▶ [TEXT]
====
# whoa this is new...



## 14013 (Nov 12, 2005)

well ive had urine infections and what not in the past and they are always a bit of a bugger for me but this is the first time that i have just been for a wee not long before, sat down at the computer and felt like i was going to wet myself, couldnt even control is when i tried and leaked quite a bit, im only nearly 21! whats up with my bladder? im usually really good and even if im bursting for a wee i can hold it till i get to the toilet. ive been trying to get my bowels to get going today since i havent been today and over the past few days its been a bit constipated styly and didnt want to end up with D if i left myself a bit constipated for like a week, could that have anything to do with it?


----------



## Jeanne D (Nov 14, 2001)

Hi Sophie,I find that when I am constipated, which is rare for me , I have symptoms of a UTI. I have to urinate constantly and the feeling doesn't seem to go away.I had seen two Urologists at one point and had two cystoscopies, but they couldn't figure out what was causing my symptoms.I ended up putting two and two together. I found that when I finally got "cleaned out", the symptoms disappeared.That could very well be your problem.After you go, see if you notice a difference.Jeanne


----------



## hope* (Aug 1, 2005)

My ibs alternates and when im having the c part i also wee alot, i was going back and forth to the doctors to have my urine checked, it was always clear, so i too figured out it was the ibs.


----------



## lorilou (May 9, 2003)

Im ibs-c and when I have bad days, like not fully emptying, I have to pee all day...it is so annoying and inconvenient. I swear the poop sits on the bladder amd makes you have to go.


----------



## 17176 (Mar 31, 2005)

I am plagued with urine infections, resulting in me having to go for bladder surgery.. try drinking cranberry juice as this is a great help..


----------



## tkelly (May 11, 2004)

> quote:I swear the poop sits on the bladder amd makes you have to go.










Kind of like being pregnant, eh?


----------
====
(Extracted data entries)
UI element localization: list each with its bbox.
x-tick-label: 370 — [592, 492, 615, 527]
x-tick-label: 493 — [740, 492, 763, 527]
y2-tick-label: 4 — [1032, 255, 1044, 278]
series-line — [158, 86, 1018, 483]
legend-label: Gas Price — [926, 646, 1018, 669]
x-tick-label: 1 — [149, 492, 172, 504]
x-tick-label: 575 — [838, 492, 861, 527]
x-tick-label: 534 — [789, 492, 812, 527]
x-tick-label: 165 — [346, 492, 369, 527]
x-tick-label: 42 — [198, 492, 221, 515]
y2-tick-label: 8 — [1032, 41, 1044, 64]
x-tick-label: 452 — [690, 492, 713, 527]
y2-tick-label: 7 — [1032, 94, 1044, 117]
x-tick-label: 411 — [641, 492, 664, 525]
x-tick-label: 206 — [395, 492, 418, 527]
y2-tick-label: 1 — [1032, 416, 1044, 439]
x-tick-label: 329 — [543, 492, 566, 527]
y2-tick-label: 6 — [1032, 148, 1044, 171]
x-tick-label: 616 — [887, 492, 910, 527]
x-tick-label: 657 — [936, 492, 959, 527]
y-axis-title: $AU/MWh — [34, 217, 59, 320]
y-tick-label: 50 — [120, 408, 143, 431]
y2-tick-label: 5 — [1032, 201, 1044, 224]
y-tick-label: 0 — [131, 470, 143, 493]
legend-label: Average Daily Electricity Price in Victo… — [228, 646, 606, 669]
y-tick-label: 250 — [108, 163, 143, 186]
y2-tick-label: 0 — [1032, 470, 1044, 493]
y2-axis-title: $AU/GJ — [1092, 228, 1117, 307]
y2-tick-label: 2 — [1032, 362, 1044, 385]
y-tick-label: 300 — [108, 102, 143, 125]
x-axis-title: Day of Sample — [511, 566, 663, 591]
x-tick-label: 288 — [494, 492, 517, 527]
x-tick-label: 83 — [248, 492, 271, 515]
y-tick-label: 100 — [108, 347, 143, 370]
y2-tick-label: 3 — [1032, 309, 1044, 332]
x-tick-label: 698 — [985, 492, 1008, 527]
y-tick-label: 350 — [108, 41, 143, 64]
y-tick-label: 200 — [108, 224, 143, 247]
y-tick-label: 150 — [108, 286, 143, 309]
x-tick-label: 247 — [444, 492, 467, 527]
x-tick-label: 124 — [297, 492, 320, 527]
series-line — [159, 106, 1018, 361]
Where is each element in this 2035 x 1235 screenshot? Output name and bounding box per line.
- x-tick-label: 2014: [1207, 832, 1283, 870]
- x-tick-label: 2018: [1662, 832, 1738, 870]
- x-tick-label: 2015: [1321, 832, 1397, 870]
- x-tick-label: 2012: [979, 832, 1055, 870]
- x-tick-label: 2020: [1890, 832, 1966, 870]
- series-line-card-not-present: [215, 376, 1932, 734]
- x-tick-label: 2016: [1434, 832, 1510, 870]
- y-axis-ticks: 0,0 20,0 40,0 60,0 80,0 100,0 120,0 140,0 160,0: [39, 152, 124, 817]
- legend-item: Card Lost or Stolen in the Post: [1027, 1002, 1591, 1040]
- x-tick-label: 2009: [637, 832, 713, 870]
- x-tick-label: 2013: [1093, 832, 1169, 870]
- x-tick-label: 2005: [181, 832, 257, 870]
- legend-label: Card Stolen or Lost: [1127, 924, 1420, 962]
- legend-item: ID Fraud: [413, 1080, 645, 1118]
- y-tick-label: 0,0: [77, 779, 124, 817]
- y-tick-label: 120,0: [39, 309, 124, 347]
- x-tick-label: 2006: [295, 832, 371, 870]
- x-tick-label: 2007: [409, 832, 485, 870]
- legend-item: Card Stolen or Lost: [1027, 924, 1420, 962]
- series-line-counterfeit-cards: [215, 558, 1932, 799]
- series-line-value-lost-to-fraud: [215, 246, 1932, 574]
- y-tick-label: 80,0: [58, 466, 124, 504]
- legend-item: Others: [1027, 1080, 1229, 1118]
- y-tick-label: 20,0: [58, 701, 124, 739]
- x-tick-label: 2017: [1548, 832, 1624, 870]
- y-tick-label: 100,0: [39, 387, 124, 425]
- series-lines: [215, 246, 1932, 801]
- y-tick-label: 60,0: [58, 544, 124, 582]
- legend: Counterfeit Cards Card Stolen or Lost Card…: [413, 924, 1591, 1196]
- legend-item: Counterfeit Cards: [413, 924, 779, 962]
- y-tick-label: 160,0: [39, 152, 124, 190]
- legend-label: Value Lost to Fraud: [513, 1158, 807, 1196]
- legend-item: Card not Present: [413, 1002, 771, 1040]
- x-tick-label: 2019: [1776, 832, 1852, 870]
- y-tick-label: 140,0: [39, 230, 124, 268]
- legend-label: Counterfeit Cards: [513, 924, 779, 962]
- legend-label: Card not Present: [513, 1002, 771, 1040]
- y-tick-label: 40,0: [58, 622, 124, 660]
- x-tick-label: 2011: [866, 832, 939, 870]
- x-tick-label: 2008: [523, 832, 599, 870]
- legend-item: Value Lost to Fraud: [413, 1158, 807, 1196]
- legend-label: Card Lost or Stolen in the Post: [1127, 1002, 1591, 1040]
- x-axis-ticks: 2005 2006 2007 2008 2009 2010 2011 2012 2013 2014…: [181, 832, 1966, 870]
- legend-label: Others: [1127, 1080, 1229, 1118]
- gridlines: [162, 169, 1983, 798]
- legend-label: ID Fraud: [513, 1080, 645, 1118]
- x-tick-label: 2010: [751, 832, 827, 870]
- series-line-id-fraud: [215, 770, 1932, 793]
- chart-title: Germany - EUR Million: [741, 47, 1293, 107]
====
List the names under which posts appear in the forum thread, in the order they appear.

14013, Jeanne D, hope*, lorilou, 17176, tkelly